:: RECORDS SHOWN ::
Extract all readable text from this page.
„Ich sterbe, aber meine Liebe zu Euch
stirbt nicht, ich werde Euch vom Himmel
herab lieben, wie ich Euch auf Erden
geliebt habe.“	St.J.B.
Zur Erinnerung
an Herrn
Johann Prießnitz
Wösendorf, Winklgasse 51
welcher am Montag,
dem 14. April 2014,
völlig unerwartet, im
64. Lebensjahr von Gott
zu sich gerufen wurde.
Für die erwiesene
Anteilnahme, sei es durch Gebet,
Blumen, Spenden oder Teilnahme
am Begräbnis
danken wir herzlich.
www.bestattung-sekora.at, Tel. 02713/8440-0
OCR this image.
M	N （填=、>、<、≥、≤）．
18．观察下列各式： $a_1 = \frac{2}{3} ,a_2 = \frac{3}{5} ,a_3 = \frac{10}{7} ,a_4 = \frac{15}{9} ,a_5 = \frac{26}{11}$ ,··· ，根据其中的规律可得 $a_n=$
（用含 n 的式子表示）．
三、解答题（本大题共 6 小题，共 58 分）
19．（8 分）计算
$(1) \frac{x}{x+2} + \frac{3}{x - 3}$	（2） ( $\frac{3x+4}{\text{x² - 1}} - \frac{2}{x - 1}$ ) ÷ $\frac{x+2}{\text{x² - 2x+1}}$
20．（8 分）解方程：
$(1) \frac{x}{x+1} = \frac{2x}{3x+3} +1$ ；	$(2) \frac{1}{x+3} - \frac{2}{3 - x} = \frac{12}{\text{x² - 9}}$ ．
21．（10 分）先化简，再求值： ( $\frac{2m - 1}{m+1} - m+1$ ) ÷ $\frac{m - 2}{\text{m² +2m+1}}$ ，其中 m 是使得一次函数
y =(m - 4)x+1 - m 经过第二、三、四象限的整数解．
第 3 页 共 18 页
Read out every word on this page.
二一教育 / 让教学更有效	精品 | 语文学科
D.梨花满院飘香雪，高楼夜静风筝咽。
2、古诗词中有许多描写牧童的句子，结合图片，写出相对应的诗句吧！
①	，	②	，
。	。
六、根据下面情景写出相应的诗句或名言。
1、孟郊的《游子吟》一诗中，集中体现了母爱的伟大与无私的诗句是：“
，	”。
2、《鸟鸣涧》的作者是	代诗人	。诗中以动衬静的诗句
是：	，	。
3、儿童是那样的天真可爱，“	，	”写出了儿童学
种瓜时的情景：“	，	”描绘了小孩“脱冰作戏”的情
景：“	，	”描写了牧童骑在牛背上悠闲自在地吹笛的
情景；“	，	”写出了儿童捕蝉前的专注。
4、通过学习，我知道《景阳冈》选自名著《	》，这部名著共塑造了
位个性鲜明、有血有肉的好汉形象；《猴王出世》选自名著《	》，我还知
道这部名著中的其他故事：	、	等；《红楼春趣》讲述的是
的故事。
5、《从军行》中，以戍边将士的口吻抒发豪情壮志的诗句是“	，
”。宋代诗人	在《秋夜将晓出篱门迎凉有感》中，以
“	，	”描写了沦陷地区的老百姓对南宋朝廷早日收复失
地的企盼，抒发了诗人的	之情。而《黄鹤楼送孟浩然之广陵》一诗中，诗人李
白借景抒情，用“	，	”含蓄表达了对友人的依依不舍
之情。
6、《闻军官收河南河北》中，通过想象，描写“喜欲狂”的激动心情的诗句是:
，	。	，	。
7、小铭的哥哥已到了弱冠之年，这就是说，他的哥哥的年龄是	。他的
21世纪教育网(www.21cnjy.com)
:::
Repeat only the stretch of lines that begins at the line containing "Read out every word on this page." and ends at the last line above, both included.

--- EXERCISE OUTPUT ---
Read out every word on this page.
二一教育 / 让教学更有效	精品 | 语文学科
D.梨花满院飘香雪，高楼夜静风筝咽。
2、古诗词中有许多描写牧童的句子，结合图片，写出相对应的诗句吧！
①	，	②	，
。	。
六、根据下面情景写出相应的诗句或名言。
1、孟郊的《游子吟》一诗中，集中体现了母爱的伟大与无私的诗句是：“
，	”。
2、《鸟鸣涧》的作者是	代诗人	。诗中以动衬静的诗句
是：	，	。
3、儿童是那样的天真可爱，“	，	”写出了儿童学
种瓜时的情景：“	，	”描绘了小孩“脱冰作戏”的情
景：“	，	”描写了牧童骑在牛背上悠闲自在地吹笛的
情景；“	，	”写出了儿童捕蝉前的专注。
4、通过学习，我知道《景阳冈》选自名著《	》，这部名著共塑造了
位个性鲜明、有血有肉的好汉形象；《猴王出世》选自名著《	》，我还知
道这部名著中的其他故事：	、	等；《红楼春趣》讲述的是
的故事。
5、《从军行》中，以戍边将士的口吻抒发豪情壮志的诗句是“	，
”。宋代诗人	在《秋夜将晓出篱门迎凉有感》中，以
“	，	”描写了沦陷地区的老百姓对南宋朝廷早日收复失
地的企盼，抒发了诗人的	之情。而《黄鹤楼送孟浩然之广陵》一诗中，诗人李
白借景抒情，用“	，	”含蓄表达了对友人的依依不舍
之情。
6、《闻军官收河南河北》中，通过想象，描写“喜欲狂”的激动心情的诗句是:
，	。	，	。
7、小铭的哥哥已到了弱冠之年，这就是说，他的哥哥的年龄是	。他的
21世纪教育网(www.21cnjy.com)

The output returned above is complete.